▶ _Task objective_: Update the records below by changing every "1 day ago" to "yesterday", keeping every other line unchanged. Leave the pictures out.
--------------------
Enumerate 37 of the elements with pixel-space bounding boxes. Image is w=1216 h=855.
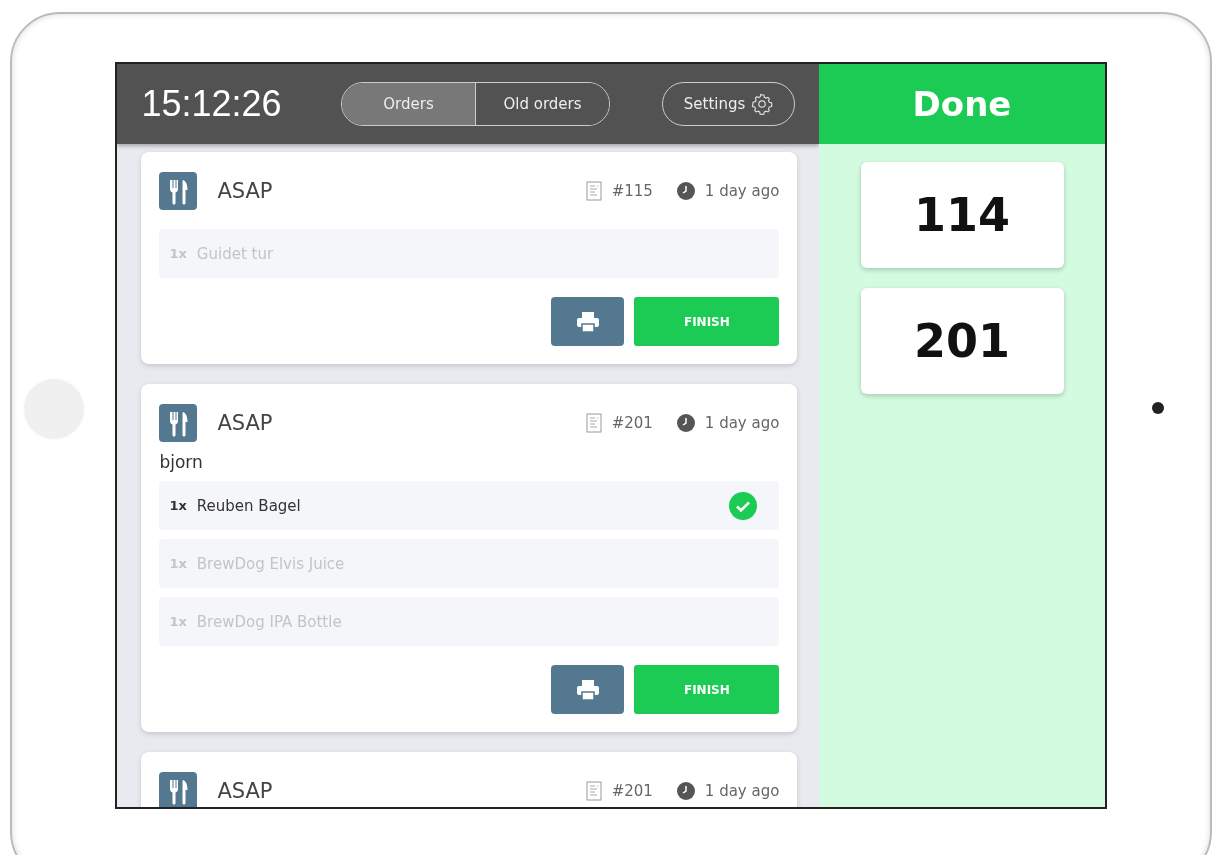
order-number: #201 xyxy=(611,782,653,800)
order-number-card[interactable]: 201 xyxy=(860,288,1064,394)
order-number: #201 xyxy=(611,414,653,432)
order-time: 1 day ago xyxy=(704,182,780,200)
receipt-icon xyxy=(585,781,602,801)
order-number: #115 xyxy=(611,182,653,200)
order-number-card[interactable]: 114 xyxy=(860,162,1064,268)
printer-icon xyxy=(575,310,600,333)
item-name: Reuben Bagel xyxy=(196,496,302,515)
order-title: ASAP xyxy=(217,779,274,803)
finish-button[interactable]: FINISH xyxy=(634,297,780,346)
done-header: Done xyxy=(819,64,1105,144)
customer-name: bjorn xyxy=(159,452,204,472)
order-time: 1 day ago xyxy=(704,782,780,800)
order-title: ASAP xyxy=(217,411,274,435)
tab[interactable]: Orders xyxy=(341,83,476,125)
settings-button[interactable]: Settings xyxy=(661,82,796,126)
receipt-icon xyxy=(585,413,602,433)
clock: 15:12:26 xyxy=(141,83,283,125)
clock-icon xyxy=(676,414,695,432)
order-title: ASAP xyxy=(217,179,274,203)
cutlery-icon xyxy=(159,172,198,210)
finish-button[interactable]: FINISH xyxy=(634,665,780,714)
camera-dot xyxy=(1152,402,1165,414)
tab[interactable]: Old orders xyxy=(475,83,609,125)
clock-icon xyxy=(676,782,695,800)
print-button[interactable] xyxy=(551,665,625,714)
receipt-icon xyxy=(585,181,602,201)
item-quantity: 1x xyxy=(169,498,187,513)
settings-icon xyxy=(751,93,774,115)
printer-icon xyxy=(575,678,600,701)
order-item[interactable]: 1x Reuben Bagel xyxy=(159,481,780,530)
order-time: 1 day ago xyxy=(704,414,780,432)
clock-icon xyxy=(676,182,695,200)
cutlery-icon xyxy=(159,404,198,442)
check-icon xyxy=(729,491,758,520)
print-button[interactable] xyxy=(551,297,625,346)
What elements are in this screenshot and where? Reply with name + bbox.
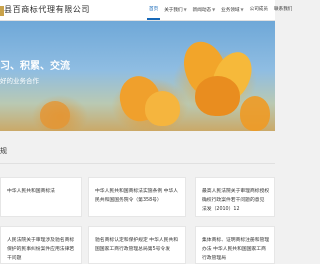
--------------------
▶ _Output for this exercise_:
Enumerate 37 of the elements with pixel-space bounding boxes. Image is w=1216 h=855.
order-number: #201 xyxy=(611,782,653,800)
order-number-card[interactable]: 201 xyxy=(860,288,1064,394)
order-number: #201 xyxy=(611,414,653,432)
order-time: yesterday xyxy=(704,182,780,200)
receipt-icon xyxy=(585,781,602,801)
order-number: #115 xyxy=(611,182,653,200)
order-number-card[interactable]: 114 xyxy=(860,162,1064,268)
printer-icon xyxy=(575,310,600,333)
item-name: Reuben Bagel xyxy=(196,496,302,515)
order-title: ASAP xyxy=(217,779,274,803)
finish-button[interactable]: FINISH xyxy=(634,297,780,346)
done-header: Done xyxy=(819,64,1105,144)
customer-name: bjorn xyxy=(159,452,204,472)
order-time: yesterday xyxy=(704,782,780,800)
order-title: ASAP xyxy=(217,411,274,435)
tab[interactable]: Orders xyxy=(341,83,476,125)
settings-button[interactable]: Settings xyxy=(661,82,796,126)
receipt-icon xyxy=(585,413,602,433)
clock: 15:12:26 xyxy=(141,83,283,125)
clock-icon xyxy=(676,414,695,432)
order-title: ASAP xyxy=(217,179,274,203)
cutlery-icon xyxy=(159,172,198,210)
finish-button[interactable]: FINISH xyxy=(634,665,780,714)
camera-dot xyxy=(1152,402,1165,414)
tab[interactable]: Old orders xyxy=(475,83,609,125)
clock-icon xyxy=(676,782,695,800)
print-button[interactable] xyxy=(551,665,625,714)
receipt-icon xyxy=(585,181,602,201)
item-quantity: 1x xyxy=(169,498,187,513)
settings-icon xyxy=(751,93,774,115)
printer-icon xyxy=(575,678,600,701)
order-item[interactable]: 1x Reuben Bagel xyxy=(159,481,780,530)
order-time: yesterday xyxy=(704,414,780,432)
clock-icon xyxy=(676,182,695,200)
cutlery-icon xyxy=(159,404,198,442)
check-icon xyxy=(729,491,758,520)
print-button[interactable] xyxy=(551,297,625,346)
What elements are in this screenshot and where? Reply with name + bbox.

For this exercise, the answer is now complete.